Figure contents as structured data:
— START —

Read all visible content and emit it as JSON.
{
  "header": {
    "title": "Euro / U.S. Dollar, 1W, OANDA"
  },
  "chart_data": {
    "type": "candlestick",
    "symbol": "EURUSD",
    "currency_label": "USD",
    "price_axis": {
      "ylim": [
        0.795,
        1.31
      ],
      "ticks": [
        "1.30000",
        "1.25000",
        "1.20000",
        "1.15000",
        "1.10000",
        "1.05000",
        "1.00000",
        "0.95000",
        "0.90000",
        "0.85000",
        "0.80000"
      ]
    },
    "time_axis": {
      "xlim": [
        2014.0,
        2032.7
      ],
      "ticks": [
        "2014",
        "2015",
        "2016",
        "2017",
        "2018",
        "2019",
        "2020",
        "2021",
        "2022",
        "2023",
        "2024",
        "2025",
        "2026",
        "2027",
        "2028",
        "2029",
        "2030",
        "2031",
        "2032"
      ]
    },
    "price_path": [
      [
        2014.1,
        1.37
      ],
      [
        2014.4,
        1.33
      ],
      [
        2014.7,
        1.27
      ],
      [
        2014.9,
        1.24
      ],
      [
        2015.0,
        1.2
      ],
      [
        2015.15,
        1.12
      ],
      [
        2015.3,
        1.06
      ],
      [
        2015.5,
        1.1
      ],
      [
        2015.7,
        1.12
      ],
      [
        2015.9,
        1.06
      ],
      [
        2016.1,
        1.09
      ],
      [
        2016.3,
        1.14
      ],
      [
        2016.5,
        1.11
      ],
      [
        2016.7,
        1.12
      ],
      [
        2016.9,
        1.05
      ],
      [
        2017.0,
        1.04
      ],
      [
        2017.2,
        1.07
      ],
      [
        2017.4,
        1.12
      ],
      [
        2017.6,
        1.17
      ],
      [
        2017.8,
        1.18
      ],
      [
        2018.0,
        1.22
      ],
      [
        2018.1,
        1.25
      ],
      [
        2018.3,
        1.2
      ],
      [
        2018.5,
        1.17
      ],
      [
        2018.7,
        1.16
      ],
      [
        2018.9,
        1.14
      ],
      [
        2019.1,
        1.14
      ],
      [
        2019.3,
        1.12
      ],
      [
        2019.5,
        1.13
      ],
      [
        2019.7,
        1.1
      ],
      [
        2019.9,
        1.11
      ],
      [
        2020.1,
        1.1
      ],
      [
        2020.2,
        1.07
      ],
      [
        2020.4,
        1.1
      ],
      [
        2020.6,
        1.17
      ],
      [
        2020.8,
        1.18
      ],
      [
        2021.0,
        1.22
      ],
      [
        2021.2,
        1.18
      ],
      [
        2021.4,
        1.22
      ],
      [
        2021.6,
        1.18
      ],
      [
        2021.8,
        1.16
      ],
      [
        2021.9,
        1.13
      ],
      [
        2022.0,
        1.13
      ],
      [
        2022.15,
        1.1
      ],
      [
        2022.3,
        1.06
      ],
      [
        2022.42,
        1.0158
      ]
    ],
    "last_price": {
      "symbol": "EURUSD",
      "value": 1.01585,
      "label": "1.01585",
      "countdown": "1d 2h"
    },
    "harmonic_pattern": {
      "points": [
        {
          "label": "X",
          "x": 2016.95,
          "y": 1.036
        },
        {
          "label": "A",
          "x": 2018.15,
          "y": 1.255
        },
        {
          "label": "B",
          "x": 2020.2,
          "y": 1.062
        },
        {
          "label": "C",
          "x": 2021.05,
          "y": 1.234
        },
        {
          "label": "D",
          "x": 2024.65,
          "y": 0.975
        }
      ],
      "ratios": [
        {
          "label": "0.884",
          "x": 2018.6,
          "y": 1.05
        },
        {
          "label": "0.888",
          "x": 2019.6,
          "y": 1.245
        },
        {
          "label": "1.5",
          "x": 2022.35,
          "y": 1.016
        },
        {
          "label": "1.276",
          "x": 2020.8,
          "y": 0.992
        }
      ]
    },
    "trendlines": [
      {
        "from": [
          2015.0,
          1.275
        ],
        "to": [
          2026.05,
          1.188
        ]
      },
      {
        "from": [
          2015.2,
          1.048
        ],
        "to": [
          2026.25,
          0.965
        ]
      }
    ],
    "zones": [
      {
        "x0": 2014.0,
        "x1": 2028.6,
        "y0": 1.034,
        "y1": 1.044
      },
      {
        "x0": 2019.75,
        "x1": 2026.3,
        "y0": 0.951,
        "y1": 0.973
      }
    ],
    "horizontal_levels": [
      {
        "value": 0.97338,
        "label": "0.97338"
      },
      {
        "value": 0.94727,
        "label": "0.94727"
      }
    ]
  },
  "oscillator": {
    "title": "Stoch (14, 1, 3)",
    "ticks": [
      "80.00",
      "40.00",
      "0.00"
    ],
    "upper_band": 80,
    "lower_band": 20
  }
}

— END —

Exercise task: Pull out all lines from the entries above in which the word "value" appears.

Response to the task:
      "value": 1.01585,
        "value": 0.97338,
        "value": 0.94727,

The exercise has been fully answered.